Art on your Sleeve


The cover of Roxy Music’s fourth album Country Life features two scantily clad models posing awkwardly before bright lights in front of a mass of shapeless foliage. One covers her breasts with her hands; the other holds a hand over her crotch. Apart from the band name, there is no other type on the cover. In the US, the album was sold in green shrink-wrap. Elsewhere, to protect potential buyers from the ‘shocking’ nature of the poses, the women were removed altogether, leaving just the foliage.

Incredibly, The Word magazine have recently declared this unremarkable album cover the ‘best ever’. In my opinion, it is not even the best Roxy Music cover. The Roxy Music ethos was never better packaged than by the cover of their self-titled debut – model Kari-Ann Moller in a portrait that recalled Playboy centerfolds of the 50s. The cover was a perfect wrapping for the band’s music – a future-retro blend of 50s rock and space age sounds.

The Word magazine’s other nominations for ‘best sleeve ever’ are less contentious, and include Joy Division’s Unknown Pleasures (one of my own favourites), Bjork’s Post and the cover of Lost Horizons by Lemon Jelly.

I don’t think I’ve ever bought a book or magazine proclaiming to feature the ‘best ever album covers’ without feeling disappointed. There are always important sleeves missing, or more often, inclusions that inspire ridicule rather than admiration. One volume recently released by a prestigious European publisher of art books manages to skip the post-punk period (in fact, most of the 80s) altogether, jumping from David Bowie and Led Zeppelin to Nirvana and Primal Scream – no Peter Saville, Neville Brody, Vaughan Oliver or Martyn Atkins.

(Element and region data)
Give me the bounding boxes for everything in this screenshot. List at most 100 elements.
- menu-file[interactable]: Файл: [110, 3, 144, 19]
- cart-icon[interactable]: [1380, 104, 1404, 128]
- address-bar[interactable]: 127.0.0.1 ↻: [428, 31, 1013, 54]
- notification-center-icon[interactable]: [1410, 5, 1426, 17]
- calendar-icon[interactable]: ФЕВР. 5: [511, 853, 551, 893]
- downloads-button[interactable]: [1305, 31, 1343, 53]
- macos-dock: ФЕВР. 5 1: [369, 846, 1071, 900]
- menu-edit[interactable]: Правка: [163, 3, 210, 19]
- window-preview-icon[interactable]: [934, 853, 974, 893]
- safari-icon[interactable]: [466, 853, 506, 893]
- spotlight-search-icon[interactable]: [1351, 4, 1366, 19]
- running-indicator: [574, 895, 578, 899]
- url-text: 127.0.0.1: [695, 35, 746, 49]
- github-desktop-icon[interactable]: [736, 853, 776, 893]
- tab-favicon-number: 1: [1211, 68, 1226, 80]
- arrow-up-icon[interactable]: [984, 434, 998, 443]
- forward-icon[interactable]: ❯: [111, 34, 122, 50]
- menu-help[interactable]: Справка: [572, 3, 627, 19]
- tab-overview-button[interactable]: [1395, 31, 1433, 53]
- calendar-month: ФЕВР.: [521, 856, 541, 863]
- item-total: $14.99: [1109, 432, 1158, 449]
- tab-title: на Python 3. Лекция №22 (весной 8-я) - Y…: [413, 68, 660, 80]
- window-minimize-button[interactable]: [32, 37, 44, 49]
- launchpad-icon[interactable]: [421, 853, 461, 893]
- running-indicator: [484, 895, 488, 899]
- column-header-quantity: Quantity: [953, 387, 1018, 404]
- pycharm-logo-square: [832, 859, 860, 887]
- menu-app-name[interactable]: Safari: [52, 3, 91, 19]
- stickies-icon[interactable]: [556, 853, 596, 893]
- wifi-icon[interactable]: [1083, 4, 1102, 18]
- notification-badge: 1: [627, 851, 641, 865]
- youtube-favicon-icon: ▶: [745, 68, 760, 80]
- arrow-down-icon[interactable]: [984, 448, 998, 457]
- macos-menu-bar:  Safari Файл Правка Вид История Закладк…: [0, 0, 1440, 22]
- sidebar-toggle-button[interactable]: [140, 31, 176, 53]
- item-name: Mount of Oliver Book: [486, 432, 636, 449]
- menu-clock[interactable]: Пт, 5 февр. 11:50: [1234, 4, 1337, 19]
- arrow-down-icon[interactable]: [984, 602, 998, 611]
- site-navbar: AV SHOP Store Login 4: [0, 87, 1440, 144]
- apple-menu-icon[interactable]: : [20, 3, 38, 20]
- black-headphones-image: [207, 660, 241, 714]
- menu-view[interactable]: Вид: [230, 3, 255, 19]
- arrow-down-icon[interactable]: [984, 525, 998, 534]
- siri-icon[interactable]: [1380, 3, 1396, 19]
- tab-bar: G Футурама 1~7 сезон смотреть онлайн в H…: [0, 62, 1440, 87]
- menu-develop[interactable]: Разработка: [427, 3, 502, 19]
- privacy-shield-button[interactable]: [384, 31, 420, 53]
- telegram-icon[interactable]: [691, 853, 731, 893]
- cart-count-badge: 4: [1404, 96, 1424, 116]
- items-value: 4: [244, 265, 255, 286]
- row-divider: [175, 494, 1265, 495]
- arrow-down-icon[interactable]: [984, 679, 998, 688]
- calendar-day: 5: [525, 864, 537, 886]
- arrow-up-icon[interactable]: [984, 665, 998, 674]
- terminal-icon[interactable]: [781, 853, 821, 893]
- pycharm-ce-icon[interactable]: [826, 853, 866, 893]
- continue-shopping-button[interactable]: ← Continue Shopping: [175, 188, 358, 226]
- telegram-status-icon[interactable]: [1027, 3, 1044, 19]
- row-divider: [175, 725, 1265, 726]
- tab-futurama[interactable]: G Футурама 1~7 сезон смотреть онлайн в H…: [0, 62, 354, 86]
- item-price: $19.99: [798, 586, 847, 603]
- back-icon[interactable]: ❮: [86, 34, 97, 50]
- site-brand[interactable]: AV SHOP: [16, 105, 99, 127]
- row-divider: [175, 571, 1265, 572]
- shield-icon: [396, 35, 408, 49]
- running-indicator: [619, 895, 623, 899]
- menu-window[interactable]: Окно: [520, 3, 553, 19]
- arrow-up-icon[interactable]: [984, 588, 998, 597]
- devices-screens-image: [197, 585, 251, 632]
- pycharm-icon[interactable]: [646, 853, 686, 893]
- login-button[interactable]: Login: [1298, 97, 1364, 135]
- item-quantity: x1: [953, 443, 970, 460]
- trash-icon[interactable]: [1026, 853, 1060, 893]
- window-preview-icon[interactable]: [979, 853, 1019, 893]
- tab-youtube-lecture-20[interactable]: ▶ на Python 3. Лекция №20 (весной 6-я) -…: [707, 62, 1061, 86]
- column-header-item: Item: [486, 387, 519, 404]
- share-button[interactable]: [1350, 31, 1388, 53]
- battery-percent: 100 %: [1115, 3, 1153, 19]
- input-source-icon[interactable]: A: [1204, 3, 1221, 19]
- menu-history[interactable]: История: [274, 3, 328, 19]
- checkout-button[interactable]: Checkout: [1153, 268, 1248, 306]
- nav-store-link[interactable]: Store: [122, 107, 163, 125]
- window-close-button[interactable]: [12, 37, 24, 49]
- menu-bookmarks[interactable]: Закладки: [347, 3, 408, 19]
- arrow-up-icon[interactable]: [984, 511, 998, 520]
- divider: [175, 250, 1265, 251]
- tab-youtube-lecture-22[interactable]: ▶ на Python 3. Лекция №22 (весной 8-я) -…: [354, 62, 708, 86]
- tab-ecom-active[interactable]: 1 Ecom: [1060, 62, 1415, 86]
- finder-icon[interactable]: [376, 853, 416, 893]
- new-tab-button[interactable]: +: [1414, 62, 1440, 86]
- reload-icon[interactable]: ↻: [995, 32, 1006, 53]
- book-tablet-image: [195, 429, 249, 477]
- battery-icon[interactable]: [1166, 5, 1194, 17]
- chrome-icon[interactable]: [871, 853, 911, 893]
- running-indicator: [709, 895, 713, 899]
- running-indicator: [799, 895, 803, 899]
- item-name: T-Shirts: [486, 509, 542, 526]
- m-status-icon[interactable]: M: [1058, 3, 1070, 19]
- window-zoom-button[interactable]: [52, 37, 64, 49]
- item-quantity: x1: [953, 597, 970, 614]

#### [To be done]
• a. According to the album sleeve essay, how was Country Life sold in the US?
• b. Repeat the album sleeve essay word for word, from "The cover of Roxy" up to and including "just the foliage.".
• c. Using the album sleeve essay, explain why the models were removed from the Country Life cover outside the US.

#### [Task responses]
• a. It was sold in green shrink-wrap.

• b.
The cover of Roxy Music’s fourth album Country Life features two scantily clad models posing awkwardly before bright lights in front of a mass of shapeless foliage. One covers her breasts with her hands; the other holds a hand over her crotch. Apart from the band name, there is no other type on the cover. In the US, the album was sold in green shrink-wrap. Elsewhere, to protect potential buyers from the ‘shocking’ nature of the poses, the women were removed altogether, leaving just the foliage.

• c. They were removed to protect potential buyers from the "shocking" nature of the models' poses. That left only the foliage on the cover.